What is asked
Take the line containing "Decode this image" and all lines after it to the end of the records, and output them exactly.

Data shown
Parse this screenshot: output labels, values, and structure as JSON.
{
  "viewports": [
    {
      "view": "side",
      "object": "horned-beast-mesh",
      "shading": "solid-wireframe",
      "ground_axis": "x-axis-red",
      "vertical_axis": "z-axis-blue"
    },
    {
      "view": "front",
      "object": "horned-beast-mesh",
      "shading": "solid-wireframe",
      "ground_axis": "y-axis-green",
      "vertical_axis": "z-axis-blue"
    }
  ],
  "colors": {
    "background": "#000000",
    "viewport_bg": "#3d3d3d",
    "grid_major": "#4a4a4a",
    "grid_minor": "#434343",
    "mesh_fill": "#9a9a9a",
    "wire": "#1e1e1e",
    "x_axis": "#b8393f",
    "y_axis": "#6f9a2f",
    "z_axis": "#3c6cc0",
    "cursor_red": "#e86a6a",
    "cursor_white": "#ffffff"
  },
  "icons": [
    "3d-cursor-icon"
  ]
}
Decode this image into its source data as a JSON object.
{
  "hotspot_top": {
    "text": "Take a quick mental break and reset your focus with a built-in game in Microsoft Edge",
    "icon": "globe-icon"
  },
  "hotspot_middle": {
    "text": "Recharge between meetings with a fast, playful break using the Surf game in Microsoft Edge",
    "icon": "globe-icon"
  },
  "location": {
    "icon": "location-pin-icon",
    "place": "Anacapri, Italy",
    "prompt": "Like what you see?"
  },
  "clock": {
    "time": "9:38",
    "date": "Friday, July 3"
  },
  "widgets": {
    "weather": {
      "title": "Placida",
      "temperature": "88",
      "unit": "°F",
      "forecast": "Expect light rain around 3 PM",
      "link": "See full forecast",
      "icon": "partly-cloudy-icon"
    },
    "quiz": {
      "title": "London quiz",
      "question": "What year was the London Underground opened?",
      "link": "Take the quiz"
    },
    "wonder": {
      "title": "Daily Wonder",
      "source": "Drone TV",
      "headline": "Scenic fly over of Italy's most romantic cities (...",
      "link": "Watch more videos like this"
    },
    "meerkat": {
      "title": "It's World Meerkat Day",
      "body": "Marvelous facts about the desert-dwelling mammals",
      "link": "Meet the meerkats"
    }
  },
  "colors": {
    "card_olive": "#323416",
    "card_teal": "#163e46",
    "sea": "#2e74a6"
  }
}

Written reply
Decode this image into its source data as a JSON object.
{
  "hotspot_top": {
    "text": "Take a quick mental break and reset your focus with a built-in game in Microsoft Edge",
    "icon": "globe-icon"
  },
  "hotspot_middle": {
    "text": "Recharge between meetings with a fast, playful break using the Surf game in Microsoft Edge",
    "icon": "globe-icon"
  },
  "location": {
    "icon": "location-pin-icon",
    "place": "Anacapri, Italy",
    "prompt": "Like what you see?"
  },
  "clock": {
    "time": "9:38",
    "date": "Friday, July 3"
  },
  "widgets": {
    "weather": {
      "title": "Placida",
      "temperature": "88",
      "unit": "°F",
      "forecast": "Expect light rain around 3 PM",
      "link": "See full forecast",
      "icon": "partly-cloudy-icon"
    },
    "quiz": {
      "title": "London quiz",
      "question": "What year was the London Underground opened?",
      "link": "Take the quiz"
    },
    "wonder": {
      "title": "Daily Wonder",
      "source": "Drone TV",
      "headline": "Scenic fly over of Italy's most romantic cities (...",
      "link": "Watch more videos like this"
    },
    "meerkat": {
      "title": "It's World Meerkat Day",
      "body": "Marvelous facts about the desert-dwelling mammals",
      "link": "Meet the meerkats"
    }
  },
  "colors": {
    "card_olive": "#323416",
    "card_teal": "#163e46",
    "sea": "#2e74a6"
  }
}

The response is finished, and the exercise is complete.